**REQUIRED ACTIONS:**
A: According to the passage on long-term food, what did the store depend on to keep its shelves stocked?
B: Retype the stretch of the passage on long-term food from "When I was a little" through "refill the shelves.", matching every word and punctuation mark.

When I was a kid, my parents did a good job of keeping our kitchen pretty well stocked with items you would expect to find, canned goods, pasta, fresh fruits and vegetables, etc.
The one thing we did not have was long-term food, at least not as it is thought of today.
It was not until I was a young adult and became more involved in emergency preparedness that I decided to invest more in long-term food.
At that time, there were very few people that I knew that had this type of food and none of my immediate friends or family were interested in that sort of thing.
My attempts to persuade others to be better prepared for difficult times fell on deaf ears, which was often the case then as it is today.
However, I am glad that I stuck to my position of preparing for difficult times because over the years I have only experienced more reasons to do so.
When I was a little kid, I use to be amazed by grocery stores.
After walking through the front doors, I would be met with the sight of food everywhere!
Not only did they have anything I could possibly want but there was so much of it.
To me, it looked like a never-ending supply of food.
“Looked like,” being the two keywords.
It was not until my first job at a grocery store that I realized the situation behind the scenes was quite different than what it looked like on the main floor.
After working at the store for a while I realized two things.
The first is that the supplies in the back storeroom were not nearly enough to completely refill the shelves.
Secondly, the store was dependent on semi-trucks making deliveries every few days to maintain what was in the store.

[Data listing]
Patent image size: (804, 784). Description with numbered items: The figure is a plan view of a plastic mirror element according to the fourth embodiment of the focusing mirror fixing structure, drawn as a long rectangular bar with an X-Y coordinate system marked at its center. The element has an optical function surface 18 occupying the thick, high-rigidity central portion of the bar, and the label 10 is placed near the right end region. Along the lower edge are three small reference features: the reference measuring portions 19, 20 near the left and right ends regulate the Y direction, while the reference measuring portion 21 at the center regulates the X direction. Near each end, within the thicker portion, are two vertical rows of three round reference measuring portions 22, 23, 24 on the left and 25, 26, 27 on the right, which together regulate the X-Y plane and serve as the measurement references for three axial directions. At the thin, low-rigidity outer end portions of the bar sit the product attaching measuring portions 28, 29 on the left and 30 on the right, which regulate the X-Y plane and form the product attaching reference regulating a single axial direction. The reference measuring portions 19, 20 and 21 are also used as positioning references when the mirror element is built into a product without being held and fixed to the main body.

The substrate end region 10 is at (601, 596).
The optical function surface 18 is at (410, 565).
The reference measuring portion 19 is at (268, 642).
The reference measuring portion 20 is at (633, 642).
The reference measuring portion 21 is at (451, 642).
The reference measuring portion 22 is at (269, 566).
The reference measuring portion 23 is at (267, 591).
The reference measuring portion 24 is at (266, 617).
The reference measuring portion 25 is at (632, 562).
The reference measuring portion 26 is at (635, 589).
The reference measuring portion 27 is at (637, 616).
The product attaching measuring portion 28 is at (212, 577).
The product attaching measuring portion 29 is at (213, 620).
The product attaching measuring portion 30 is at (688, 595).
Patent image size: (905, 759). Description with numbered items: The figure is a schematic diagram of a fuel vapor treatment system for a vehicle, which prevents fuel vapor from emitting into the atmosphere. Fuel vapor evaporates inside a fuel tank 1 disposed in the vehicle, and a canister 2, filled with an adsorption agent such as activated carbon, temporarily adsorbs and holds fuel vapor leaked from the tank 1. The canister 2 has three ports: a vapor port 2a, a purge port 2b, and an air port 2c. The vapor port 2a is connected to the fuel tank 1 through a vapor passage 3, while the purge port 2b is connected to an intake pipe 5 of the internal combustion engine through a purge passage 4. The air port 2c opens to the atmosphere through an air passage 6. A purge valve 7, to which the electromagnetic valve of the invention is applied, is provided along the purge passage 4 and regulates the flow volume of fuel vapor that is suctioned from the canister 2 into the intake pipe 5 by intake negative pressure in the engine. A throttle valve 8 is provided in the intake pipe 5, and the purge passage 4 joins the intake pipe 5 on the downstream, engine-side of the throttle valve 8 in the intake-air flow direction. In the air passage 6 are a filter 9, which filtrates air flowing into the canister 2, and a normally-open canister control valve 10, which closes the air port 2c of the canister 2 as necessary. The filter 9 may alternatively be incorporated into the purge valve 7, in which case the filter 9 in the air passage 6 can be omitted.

**ANSWERS TO THE PROBLEMS:**
A: Semi-trucks making deliveries every few days.

B:
When I was a little kid, I use to be amazed by grocery stores.
After walking through the front doors, I would be met with the sight of food everywhere!
Not only did they have anything I could possibly want but there was so much of it.
To me, it looked like a never-ending supply of food.
“Looked like,” being the two keywords.
It was not until my first job at a grocery store that I realized the situation behind the scenes was quite different than what it looked like on the main floor.
After working at the store for a while I realized two things.
The first is that the supplies in the back storeroom were not nearly enough to completely refill the shelves.